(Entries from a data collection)
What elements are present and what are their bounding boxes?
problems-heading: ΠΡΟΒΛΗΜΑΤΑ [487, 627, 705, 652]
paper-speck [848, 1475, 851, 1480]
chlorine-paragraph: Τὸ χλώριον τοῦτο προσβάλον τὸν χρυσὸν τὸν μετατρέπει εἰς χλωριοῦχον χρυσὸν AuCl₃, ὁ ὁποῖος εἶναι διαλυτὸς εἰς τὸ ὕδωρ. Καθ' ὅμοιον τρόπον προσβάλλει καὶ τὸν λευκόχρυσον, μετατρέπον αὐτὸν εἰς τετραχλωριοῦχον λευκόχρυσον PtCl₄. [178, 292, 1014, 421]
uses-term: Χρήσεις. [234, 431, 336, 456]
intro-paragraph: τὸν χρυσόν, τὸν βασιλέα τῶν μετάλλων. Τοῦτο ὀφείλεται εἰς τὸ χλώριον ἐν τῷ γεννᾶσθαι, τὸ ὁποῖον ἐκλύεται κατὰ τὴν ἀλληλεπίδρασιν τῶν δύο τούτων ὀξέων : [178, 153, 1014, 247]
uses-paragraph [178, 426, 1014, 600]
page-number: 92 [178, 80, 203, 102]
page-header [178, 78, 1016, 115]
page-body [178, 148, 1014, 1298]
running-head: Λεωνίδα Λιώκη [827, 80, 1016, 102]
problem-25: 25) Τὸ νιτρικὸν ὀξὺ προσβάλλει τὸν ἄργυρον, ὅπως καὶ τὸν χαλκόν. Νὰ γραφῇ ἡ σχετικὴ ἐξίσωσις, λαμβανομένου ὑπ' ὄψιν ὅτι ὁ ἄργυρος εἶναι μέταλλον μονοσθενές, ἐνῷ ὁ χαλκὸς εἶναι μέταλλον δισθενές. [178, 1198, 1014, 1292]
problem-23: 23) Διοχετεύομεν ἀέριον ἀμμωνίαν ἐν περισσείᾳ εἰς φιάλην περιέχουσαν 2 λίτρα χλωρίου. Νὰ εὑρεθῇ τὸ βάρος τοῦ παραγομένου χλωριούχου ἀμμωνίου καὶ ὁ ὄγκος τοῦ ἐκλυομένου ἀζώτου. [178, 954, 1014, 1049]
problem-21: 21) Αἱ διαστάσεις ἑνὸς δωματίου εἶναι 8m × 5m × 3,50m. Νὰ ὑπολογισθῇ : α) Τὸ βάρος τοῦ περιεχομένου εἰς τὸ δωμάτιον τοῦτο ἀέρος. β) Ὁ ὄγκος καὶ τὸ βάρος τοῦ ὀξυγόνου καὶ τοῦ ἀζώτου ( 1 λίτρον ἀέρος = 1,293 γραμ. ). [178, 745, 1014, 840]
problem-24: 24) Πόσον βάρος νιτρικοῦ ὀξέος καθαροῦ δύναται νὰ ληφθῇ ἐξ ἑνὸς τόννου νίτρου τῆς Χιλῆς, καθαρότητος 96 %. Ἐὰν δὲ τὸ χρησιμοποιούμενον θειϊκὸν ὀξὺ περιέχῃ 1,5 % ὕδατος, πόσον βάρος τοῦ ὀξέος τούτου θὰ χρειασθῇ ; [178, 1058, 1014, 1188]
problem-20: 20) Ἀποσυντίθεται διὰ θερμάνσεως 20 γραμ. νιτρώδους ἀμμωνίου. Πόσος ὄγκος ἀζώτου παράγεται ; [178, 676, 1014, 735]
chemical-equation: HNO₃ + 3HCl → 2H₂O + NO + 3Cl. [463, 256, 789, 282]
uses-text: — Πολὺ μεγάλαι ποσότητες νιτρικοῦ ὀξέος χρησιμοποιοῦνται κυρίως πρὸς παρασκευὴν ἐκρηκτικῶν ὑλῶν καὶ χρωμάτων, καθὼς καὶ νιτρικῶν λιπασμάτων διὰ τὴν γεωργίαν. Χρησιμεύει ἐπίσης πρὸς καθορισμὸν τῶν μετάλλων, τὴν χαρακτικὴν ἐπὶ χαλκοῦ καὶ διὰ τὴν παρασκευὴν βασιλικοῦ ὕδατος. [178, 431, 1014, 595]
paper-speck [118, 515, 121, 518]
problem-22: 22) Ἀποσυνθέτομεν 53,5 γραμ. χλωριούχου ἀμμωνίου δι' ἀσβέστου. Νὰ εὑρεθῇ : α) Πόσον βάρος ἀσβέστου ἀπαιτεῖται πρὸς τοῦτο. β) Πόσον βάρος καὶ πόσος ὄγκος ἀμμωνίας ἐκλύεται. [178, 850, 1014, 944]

### Problem
Write out the entries word for word, from the start through the line that contains "running-head: Λεωνίδα Λιώκη", including that line.

### Exercise result
What elements are present and what are their bounding boxes?
problems-heading: ΠΡΟΒΛΗΜΑΤΑ [487, 627, 705, 652]
paper-speck [848, 1475, 851, 1480]
chlorine-paragraph: Τὸ χλώριον τοῦτο προσβάλον τὸν χρυσὸν τὸν μετατρέπει εἰς χλωριοῦχον χρυσὸν AuCl₃, ὁ ὁποῖος εἶναι διαλυτὸς εἰς τὸ ὕδωρ. Καθ' ὅμοιον τρόπον προσβάλλει καὶ τὸν λευκόχρυσον, μετατρέπον αὐτὸν εἰς τετραχλωριοῦχον λευκόχρυσον PtCl₄. [178, 292, 1014, 421]
uses-term: Χρήσεις. [234, 431, 336, 456]
intro-paragraph: τὸν χρυσόν, τὸν βασιλέα τῶν μετάλλων. Τοῦτο ὀφείλεται εἰς τὸ χλώριον ἐν τῷ γεννᾶσθαι, τὸ ὁποῖον ἐκλύεται κατὰ τὴν ἀλληλεπίδρασιν τῶν δύο τούτων ὀξέων : [178, 153, 1014, 247]
uses-paragraph [178, 426, 1014, 600]
page-number: 92 [178, 80, 203, 102]
page-header [178, 78, 1016, 115]
page-body [178, 148, 1014, 1298]
running-head: Λεωνίδα Λιώκη [827, 80, 1016, 102]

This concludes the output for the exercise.